-- begin --

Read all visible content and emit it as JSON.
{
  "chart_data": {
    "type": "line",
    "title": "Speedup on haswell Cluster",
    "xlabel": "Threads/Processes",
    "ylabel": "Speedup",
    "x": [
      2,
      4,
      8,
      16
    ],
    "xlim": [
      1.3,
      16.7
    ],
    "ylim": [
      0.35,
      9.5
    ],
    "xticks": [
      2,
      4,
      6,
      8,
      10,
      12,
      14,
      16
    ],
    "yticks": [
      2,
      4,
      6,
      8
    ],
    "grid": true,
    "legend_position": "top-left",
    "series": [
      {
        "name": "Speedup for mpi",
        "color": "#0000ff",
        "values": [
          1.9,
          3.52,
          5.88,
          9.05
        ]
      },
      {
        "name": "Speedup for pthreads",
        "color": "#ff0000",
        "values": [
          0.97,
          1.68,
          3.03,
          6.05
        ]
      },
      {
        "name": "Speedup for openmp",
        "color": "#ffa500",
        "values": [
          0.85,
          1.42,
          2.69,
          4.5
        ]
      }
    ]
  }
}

-- end --

▶ _PROBLEM STATEMENT_: Quote all of the entries verbatim.

▶ _OUTPUT OF THE EXERCISE_:
Read all visible content and emit it as JSON.
{
  "chart_data": {
    "type": "line",
    "title": "Speedup on haswell Cluster",
    "xlabel": "Threads/Processes",
    "ylabel": "Speedup",
    "x": [
      2,
      4,
      8,
      16
    ],
    "xlim": [
      1.3,
      16.7
    ],
    "ylim": [
      0.35,
      9.5
    ],
    "xticks": [
      2,
      4,
      6,
      8,
      10,
      12,
      14,
      16
    ],
    "yticks": [
      2,
      4,
      6,
      8
    ],
    "grid": true,
    "legend_position": "top-left",
    "series": [
      {
        "name": "Speedup for mpi",
        "color": "#0000ff",
        "values": [
          1.9,
          3.52,
          5.88,
          9.05
        ]
      },
      {
        "name": "Speedup for pthreads",
        "color": "#ff0000",
        "values": [
          0.97,
          1.68,
          3.03,
          6.05
        ]
      },
      {
        "name": "Speedup for openmp",
        "color": "#ffa500",
        "values": [
          0.85,
          1.42,
          2.69,
          4.5
        ]
      }
    ]
  }
}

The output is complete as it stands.